Records that describe figures
—————

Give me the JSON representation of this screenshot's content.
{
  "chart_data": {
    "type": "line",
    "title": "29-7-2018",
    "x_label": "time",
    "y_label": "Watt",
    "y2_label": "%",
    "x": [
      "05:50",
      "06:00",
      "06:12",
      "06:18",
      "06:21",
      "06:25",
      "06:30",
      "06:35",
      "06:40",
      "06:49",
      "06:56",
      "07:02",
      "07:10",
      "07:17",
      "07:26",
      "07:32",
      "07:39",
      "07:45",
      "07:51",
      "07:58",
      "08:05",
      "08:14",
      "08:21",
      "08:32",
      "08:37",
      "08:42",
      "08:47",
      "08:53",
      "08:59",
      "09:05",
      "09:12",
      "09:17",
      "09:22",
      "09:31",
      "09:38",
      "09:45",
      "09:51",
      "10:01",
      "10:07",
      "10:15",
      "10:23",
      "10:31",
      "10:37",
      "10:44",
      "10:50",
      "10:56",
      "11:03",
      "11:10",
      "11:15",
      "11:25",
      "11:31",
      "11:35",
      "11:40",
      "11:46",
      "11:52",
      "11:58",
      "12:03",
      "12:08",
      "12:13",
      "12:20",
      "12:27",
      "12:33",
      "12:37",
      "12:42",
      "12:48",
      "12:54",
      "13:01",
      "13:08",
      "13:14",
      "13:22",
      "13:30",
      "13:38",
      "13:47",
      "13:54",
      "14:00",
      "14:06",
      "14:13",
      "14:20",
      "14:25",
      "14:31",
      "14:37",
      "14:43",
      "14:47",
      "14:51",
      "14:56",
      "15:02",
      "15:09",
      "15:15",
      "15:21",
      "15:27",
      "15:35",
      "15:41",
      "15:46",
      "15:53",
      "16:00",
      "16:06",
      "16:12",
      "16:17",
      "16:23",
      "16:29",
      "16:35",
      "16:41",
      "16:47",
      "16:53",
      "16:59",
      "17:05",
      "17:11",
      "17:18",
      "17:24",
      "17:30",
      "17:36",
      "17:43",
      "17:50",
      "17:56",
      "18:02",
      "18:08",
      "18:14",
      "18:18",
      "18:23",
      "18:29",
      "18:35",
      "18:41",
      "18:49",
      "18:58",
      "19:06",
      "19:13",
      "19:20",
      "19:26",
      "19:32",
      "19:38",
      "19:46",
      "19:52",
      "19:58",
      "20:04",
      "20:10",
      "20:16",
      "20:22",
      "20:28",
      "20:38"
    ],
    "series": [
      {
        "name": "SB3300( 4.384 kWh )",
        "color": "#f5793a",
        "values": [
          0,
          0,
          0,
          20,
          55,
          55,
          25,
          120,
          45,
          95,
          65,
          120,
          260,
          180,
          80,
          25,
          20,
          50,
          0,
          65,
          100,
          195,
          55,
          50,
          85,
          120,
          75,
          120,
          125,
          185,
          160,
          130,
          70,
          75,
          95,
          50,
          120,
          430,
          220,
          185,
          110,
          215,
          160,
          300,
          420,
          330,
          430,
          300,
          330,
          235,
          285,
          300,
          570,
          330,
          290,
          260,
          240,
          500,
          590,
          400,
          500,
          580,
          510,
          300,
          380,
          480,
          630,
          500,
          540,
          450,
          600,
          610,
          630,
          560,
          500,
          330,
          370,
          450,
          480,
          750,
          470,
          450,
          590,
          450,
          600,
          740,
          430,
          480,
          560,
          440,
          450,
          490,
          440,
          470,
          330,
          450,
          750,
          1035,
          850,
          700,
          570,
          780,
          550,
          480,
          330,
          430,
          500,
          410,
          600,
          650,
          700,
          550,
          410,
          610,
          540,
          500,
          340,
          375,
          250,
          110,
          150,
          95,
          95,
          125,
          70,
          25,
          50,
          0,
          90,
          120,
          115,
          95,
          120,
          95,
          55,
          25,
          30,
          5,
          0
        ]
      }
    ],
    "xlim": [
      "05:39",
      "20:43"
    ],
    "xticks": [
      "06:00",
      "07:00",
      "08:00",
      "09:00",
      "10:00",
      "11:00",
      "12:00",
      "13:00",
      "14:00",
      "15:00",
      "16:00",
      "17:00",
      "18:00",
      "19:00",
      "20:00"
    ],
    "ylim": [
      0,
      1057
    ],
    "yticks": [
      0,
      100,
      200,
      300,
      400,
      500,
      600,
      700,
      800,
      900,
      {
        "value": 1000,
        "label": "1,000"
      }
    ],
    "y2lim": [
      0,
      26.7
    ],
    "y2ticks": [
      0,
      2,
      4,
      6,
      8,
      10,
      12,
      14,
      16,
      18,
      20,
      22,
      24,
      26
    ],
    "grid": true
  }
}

—————

#### WHAT IS REQUIRED:
Reproduce every record above exactly as it appears.

#### RESULT:
Give me the JSON representation of this screenshot's content.
{
  "chart_data": {
    "type": "line",
    "title": "29-7-2018",
    "x_label": "time",
    "y_label": "Watt",
    "y2_label": "%",
    "x": [
      "05:50",
      "06:00",
      "06:12",
      "06:18",
      "06:21",
      "06:25",
      "06:30",
      "06:35",
      "06:40",
      "06:49",
      "06:56",
      "07:02",
      "07:10",
      "07:17",
      "07:26",
      "07:32",
      "07:39",
      "07:45",
      "07:51",
      "07:58",
      "08:05",
      "08:14",
      "08:21",
      "08:32",
      "08:37",
      "08:42",
      "08:47",
      "08:53",
      "08:59",
      "09:05",
      "09:12",
      "09:17",
      "09:22",
      "09:31",
      "09:38",
      "09:45",
      "09:51",
      "10:01",
      "10:07",
      "10:15",
      "10:23",
      "10:31",
      "10:37",
      "10:44",
      "10:50",
      "10:56",
      "11:03",
      "11:10",
      "11:15",
      "11:25",
      "11:31",
      "11:35",
      "11:40",
      "11:46",
      "11:52",
      "11:58",
      "12:03",
      "12:08",
      "12:13",
      "12:20",
      "12:27",
      "12:33",
      "12:37",
      "12:42",
      "12:48",
      "12:54",
      "13:01",
      "13:08",
      "13:14",
      "13:22",
      "13:30",
      "13:38",
      "13:47",
      "13:54",
      "14:00",
      "14:06",
      "14:13",
      "14:20",
      "14:25",
      "14:31",
      "14:37",
      "14:43",
      "14:47",
      "14:51",
      "14:56",
      "15:02",
      "15:09",
      "15:15",
      "15:21",
      "15:27",
      "15:35",
      "15:41",
      "15:46",
      "15:53",
      "16:00",
      "16:06",
      "16:12",
      "16:17",
      "16:23",
      "16:29",
      "16:35",
      "16:41",
      "16:47",
      "16:53",
      "16:59",
      "17:05",
      "17:11",
      "17:18",
      "17:24",
      "17:30",
      "17:36",
      "17:43",
      "17:50",
      "17:56",
      "18:02",
      "18:08",
      "18:14",
      "18:18",
      "18:23",
      "18:29",
      "18:35",
      "18:41",
      "18:49",
      "18:58",
      "19:06",
      "19:13",
      "19:20",
      "19:26",
      "19:32",
      "19:38",
      "19:46",
      "19:52",
      "19:58",
      "20:04",
      "20:10",
      "20:16",
      "20:22",
      "20:28",
      "20:38"
    ],
    "series": [
      {
        "name": "SB3300( 4.384 kWh )",
        "color": "#f5793a",
        "values": [
          0,
          0,
          0,
          20,
          55,
          55,
          25,
          120,
          45,
          95,
          65,
          120,
          260,
          180,
          80,
          25,
          20,
          50,
          0,
          65,
          100,
          195,
          55,
          50,
          85,
          120,
          75,
          120,
          125,
          185,
          160,
          130,
          70,
          75,
          95,
          50,
          120,
          430,
          220,
          185,
          110,
          215,
          160,
          300,
          420,
          330,
          430,
          300,
          330,
          235,
          285,
          300,
          570,
          330,
          290,
          260,
          240,
          500,
          590,
          400,
          500,
          580,
          510,
          300,
          380,
          480,
          630,
          500,
          540,
          450,
          600,
          610,
          630,
          560,
          500,
          330,
          370,
          450,
          480,
          750,
          470,
          450,
          590,
          450,
          600,
          740,
          430,
          480,
          560,
          440,
          450,
          490,
          440,
          470,
          330,
          450,
          750,
          1035,
          850,
          700,
          570,
          780,
          550,
          480,
          330,
          430,
          500,
          410,
          600,
          650,
          700,
          550,
          410,
          610,
          540,
          500,
          340,
          375,
          250,
          110,
          150,
          95,
          95,
          125,
          70,
          25,
          50,
          0,
          90,
          120,
          115,
          95,
          120,
          95,
          55,
          25,
          30,
          5,
          0
        ]
      }
    ],
    "xlim": [
      "05:39",
      "20:43"
    ],
    "xticks": [
      "06:00",
      "07:00",
      "08:00",
      "09:00",
      "10:00",
      "11:00",
      "12:00",
      "13:00",
      "14:00",
      "15:00",
      "16:00",
      "17:00",
      "18:00",
      "19:00",
      "20:00"
    ],
    "ylim": [
      0,
      1057
    ],
    "yticks": [
      0,
      100,
      200,
      300,
      400,
      500,
      600,
      700,
      800,
      900,
      {
        "value": 1000,
        "label": "1,000"
      }
    ],
    "y2lim": [
      0,
      26.7
    ],
    "y2ticks": [
      0,
      2,
      4,
      6,
      8,
      10,
      12,
      14,
      16,
      18,
      20,
      22,
      24,
      26
    ],
    "grid": true
  }
}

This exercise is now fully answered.